» Excerpt provided:
* * *

A new real world evidence study on Idiopathic pulmonary fibrosis (IPF) describes the high disease burden associated with IPF, highlights the need for early diagnosis, and emphasizes that current Finnish reimbursement restrictions prevent early care.
Idiopathic pulmonary fibrosis (IPF) is a chronic, progressive fibrotic lung disease causing disrupted gas exchange, respiratory failure and death. The prevalence in Finland is estimated to be between 8.6 and 19 cases per 100 000 persons. Forced vital capacity (FVC), a spirometry test assessing the function of the lungs, can be used to measure disease severity, and patients are often grouped based on the FVC results as FVC >90 % predicted, FVC 50-90 % predicted, and FVC <50 % predicted. Currently, the reimbursement threshold for antifibrotic treatment in Finland is FVC 50-90 % predicted.
Methods
This retrospective registry-based study included 266 patients diagnosed with IPF in the Hospital District of Southwest Finland between 2005 and 2017 (n=993). Patients were identified based on high-resolution computer tomography and/or lung biopsy statements, as well as clinical diagnosis using structural data from the medical records and text mining. Lung function in the IPF patients was assessed by FVC at baseline and during follow-up. Medications, survival, and healthcare resource utilization and costs were extracted from the medical records.

* * *

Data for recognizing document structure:
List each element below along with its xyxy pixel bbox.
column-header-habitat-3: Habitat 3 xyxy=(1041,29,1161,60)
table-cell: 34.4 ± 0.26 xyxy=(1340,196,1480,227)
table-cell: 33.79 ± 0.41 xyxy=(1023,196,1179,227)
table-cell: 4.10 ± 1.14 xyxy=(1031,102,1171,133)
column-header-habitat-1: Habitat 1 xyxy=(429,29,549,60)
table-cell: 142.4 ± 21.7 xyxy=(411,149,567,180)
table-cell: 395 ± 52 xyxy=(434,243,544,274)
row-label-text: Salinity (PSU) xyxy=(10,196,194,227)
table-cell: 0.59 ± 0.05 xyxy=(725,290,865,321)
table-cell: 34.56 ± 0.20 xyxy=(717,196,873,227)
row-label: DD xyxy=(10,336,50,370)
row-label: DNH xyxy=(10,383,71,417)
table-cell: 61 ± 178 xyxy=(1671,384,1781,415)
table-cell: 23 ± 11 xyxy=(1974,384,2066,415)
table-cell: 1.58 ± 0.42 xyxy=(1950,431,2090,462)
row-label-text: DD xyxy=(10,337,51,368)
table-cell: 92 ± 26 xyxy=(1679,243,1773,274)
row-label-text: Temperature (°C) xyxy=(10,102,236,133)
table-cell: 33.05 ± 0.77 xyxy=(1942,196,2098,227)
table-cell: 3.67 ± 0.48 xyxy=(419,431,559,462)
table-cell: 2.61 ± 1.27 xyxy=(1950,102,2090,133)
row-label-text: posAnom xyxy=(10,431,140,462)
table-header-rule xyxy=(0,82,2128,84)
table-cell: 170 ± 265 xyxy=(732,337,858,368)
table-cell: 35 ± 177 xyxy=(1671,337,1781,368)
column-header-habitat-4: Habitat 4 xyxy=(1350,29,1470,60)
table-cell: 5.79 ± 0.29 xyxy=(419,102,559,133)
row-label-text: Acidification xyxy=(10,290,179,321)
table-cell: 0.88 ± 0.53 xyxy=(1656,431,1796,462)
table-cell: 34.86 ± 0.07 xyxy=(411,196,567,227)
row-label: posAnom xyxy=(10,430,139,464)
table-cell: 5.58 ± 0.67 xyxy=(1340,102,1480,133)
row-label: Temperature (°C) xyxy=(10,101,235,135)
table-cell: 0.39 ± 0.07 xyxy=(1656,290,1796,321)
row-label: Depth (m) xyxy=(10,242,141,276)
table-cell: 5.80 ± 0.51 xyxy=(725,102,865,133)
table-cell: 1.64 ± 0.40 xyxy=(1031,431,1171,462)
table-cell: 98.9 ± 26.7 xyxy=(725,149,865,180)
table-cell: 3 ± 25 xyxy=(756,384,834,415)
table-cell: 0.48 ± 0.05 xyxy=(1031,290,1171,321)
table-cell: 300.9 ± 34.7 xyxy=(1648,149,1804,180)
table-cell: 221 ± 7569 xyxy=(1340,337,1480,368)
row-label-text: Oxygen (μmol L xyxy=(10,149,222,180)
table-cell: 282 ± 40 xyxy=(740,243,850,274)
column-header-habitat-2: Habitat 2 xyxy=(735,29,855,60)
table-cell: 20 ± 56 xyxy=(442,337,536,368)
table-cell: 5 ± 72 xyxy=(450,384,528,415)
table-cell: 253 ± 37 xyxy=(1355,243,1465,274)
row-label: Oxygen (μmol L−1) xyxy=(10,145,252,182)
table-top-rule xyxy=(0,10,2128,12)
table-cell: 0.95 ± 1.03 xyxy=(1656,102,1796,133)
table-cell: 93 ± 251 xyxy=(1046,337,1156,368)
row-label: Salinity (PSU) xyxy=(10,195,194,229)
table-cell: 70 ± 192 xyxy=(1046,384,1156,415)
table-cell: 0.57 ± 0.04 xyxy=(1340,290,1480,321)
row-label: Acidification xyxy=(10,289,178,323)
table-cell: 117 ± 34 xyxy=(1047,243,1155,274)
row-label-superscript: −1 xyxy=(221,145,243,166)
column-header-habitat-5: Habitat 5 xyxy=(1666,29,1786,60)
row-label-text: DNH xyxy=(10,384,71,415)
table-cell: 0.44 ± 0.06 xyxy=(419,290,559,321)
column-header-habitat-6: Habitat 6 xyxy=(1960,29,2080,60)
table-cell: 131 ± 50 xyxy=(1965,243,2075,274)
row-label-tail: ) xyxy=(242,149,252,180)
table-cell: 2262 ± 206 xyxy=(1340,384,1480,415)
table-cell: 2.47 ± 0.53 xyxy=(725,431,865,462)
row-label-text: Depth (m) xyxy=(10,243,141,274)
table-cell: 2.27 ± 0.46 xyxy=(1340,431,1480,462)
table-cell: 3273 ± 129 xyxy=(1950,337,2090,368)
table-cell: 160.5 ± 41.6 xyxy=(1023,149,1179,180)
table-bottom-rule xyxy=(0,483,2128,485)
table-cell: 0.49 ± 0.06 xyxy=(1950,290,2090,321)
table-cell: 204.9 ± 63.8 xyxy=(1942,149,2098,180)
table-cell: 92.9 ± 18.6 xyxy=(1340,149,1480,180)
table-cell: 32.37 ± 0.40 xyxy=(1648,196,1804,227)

* * *

» Problems to work on:
1. In the IPF study text, what is the current reimbursement threshold for antifibrotic treatment in Finland?
2. Pick up the IPF study text after its final sentence and write what comes next.
The rows can be set aside because nothing here depends on them.

» Answer set:
1. FVC 50-90 % predicted.

2.
Results
The mean age at IPF diagnosis was 74 years and IPF was more common in men. The mean FVC was 77 % predicted, with 24 % of patients in the FVC >90 % predicted group, and 63 % in the FVC 50-90 % predicted group at baseline. No trend for improved FVC at baseline was observed over time. At the end of follow-up in 2017, 16 % of the patients had initiated antifibrotic medication and 42 % of the patients had died. The median survival time after IPF diagnosis was 5.0 years, but the survival was heavily influenced by the FVC category, with each percentage decline increasing the mortality risk by 4 %. Healthcare resource utilization was also correlated with disease severity, and in total IPF patients utilized 4.7 million euros worth of specialty care resources during the study period.
Conclusions
This study raises several considerations for the care of IPF patients in the future. First of all, one fourth of the patients in this study presented with mild disease (FVC >90 %) and were not entitled to modern IPF treatment reimbursement, even though clinical studies have clearly shown that early treatment initiation can postpone irreversible deteriorative changes in lung function. Furthermore, IPF guidelines emphasize the need for precise and earlier diagnosis, but surprisingly no trend for improved FVC at baseline was observed in this study covering over 10 years of data.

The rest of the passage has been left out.